Find each line with "time" and copy it.
>>>
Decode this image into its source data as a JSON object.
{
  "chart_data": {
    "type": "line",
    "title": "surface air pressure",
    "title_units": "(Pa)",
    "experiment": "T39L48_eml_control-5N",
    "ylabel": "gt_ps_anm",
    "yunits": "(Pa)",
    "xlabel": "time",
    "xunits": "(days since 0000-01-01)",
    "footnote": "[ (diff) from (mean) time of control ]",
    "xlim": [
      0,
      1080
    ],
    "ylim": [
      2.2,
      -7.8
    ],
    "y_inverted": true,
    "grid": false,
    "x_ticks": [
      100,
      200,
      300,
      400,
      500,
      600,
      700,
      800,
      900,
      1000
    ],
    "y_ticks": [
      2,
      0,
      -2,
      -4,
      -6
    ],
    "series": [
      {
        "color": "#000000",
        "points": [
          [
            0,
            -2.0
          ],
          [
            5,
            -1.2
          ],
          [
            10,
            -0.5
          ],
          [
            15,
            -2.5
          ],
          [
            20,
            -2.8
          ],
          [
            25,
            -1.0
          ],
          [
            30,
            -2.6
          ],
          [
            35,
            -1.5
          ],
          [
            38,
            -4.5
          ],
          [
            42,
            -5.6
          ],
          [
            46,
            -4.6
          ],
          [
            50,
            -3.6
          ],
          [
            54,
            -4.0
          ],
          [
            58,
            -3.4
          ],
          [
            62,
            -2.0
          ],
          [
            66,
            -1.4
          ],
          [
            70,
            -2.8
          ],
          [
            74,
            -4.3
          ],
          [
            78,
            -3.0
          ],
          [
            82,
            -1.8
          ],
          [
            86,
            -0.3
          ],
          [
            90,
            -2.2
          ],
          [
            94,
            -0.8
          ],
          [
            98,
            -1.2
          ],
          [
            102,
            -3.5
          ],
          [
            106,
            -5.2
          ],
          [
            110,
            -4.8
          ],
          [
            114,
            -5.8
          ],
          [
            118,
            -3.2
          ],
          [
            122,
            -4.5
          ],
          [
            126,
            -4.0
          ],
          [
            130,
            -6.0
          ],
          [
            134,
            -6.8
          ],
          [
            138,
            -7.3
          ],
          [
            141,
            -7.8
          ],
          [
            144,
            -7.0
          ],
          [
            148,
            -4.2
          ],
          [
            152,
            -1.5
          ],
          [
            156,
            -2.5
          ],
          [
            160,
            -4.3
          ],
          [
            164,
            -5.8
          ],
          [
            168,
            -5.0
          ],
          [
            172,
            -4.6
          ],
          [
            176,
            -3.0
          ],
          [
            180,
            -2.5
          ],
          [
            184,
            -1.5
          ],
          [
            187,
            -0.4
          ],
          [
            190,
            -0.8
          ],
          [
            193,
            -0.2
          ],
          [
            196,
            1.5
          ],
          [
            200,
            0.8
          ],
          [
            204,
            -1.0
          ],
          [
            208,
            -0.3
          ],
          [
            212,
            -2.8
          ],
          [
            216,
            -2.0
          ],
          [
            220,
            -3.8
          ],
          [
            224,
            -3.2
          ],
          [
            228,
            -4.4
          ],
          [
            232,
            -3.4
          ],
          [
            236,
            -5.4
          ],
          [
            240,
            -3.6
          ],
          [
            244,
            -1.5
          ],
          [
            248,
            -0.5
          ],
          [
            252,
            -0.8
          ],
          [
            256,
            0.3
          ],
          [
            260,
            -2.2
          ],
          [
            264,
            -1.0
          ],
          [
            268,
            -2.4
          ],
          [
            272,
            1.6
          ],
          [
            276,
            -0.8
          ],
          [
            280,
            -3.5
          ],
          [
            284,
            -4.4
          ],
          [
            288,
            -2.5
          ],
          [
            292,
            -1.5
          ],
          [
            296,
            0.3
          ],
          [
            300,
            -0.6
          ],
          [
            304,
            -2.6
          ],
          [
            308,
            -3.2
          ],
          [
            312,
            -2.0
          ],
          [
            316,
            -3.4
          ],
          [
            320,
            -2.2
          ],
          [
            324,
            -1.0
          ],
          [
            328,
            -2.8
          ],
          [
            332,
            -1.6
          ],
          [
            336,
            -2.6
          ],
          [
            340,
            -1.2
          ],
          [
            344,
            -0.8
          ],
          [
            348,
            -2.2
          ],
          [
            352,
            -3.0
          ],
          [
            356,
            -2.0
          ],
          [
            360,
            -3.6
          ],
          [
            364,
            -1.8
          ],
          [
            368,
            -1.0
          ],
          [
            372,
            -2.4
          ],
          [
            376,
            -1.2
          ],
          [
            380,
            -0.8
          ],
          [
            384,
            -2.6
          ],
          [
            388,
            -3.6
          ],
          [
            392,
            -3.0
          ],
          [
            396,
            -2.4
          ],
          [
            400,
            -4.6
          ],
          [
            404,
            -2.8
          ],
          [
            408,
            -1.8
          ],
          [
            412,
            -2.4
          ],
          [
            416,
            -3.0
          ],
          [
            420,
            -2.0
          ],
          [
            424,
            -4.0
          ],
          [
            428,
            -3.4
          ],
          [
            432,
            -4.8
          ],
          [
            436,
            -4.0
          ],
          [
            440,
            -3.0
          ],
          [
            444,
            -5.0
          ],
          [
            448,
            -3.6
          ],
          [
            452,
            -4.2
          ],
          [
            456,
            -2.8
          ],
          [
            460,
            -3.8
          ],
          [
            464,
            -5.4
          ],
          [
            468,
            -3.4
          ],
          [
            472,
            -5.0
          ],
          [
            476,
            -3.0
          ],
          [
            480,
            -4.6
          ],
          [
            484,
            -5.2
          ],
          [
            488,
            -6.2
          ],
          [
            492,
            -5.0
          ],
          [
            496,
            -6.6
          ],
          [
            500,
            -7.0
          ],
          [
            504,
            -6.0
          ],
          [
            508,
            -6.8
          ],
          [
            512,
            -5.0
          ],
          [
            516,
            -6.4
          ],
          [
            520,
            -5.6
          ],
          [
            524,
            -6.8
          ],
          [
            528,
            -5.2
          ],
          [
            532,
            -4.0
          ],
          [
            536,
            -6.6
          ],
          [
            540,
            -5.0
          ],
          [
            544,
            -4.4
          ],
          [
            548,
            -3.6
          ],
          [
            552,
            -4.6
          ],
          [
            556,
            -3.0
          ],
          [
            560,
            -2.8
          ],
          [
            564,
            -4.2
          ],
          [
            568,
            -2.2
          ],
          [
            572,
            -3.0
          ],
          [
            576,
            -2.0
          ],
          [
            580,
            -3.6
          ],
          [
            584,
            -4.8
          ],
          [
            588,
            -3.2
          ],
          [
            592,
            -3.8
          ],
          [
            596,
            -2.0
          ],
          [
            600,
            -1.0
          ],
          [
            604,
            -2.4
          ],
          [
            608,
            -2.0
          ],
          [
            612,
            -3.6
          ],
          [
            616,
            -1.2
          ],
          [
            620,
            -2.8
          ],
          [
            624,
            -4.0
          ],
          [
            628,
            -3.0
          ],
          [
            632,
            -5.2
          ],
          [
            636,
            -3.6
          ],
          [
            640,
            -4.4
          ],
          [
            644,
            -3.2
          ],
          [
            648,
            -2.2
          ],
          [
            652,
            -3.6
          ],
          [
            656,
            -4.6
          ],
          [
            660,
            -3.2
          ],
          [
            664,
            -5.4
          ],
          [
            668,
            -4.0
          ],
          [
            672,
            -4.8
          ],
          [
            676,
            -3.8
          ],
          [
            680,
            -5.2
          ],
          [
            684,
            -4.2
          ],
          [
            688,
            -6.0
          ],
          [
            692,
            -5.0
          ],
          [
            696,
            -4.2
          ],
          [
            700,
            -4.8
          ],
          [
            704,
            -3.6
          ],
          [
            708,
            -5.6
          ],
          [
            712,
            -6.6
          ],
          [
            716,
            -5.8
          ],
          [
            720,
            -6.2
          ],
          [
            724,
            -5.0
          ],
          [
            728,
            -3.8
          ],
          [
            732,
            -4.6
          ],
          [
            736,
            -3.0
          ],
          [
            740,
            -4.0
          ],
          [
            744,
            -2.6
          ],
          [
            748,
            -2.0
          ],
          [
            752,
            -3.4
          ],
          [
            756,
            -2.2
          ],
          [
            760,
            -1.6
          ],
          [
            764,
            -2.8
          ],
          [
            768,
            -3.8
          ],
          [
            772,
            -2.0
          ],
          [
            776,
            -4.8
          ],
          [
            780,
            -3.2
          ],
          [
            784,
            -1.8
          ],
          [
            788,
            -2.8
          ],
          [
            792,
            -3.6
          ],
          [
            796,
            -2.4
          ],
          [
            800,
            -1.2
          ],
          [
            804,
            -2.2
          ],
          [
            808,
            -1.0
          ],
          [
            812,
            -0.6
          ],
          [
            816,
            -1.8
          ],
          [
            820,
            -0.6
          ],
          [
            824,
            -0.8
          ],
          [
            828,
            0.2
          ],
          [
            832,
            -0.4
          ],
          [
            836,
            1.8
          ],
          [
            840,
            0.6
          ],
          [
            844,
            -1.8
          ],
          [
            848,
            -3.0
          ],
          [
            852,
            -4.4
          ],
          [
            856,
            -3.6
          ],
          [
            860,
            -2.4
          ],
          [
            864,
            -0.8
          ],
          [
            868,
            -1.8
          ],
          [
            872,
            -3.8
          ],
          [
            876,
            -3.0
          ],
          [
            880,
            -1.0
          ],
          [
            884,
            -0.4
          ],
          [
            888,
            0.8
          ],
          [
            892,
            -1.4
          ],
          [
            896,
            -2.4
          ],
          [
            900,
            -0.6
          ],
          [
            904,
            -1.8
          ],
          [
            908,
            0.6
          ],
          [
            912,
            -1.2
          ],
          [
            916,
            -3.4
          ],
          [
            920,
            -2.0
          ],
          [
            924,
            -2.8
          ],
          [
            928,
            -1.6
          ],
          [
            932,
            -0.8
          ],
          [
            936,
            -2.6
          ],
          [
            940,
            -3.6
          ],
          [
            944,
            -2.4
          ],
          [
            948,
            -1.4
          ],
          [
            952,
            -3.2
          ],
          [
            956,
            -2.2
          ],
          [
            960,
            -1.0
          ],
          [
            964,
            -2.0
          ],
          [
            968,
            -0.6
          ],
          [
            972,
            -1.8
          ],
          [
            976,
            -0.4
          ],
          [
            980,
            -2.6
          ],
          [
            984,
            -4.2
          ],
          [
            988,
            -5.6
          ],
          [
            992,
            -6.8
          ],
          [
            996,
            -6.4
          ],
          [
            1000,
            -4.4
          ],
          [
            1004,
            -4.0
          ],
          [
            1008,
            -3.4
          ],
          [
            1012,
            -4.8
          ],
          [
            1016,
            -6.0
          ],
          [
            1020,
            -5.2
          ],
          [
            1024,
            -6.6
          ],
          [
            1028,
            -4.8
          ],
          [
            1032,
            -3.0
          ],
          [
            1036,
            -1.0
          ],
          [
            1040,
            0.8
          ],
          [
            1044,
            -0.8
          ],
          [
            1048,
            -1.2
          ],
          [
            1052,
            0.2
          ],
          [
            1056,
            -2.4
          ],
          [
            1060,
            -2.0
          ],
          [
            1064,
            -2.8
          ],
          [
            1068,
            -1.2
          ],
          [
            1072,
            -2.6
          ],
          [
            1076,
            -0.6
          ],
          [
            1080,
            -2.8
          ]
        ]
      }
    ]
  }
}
<<<
Task answer:
    "xlabel": "time",
    "footnote": "[ (diff) from (mean) time of control ]",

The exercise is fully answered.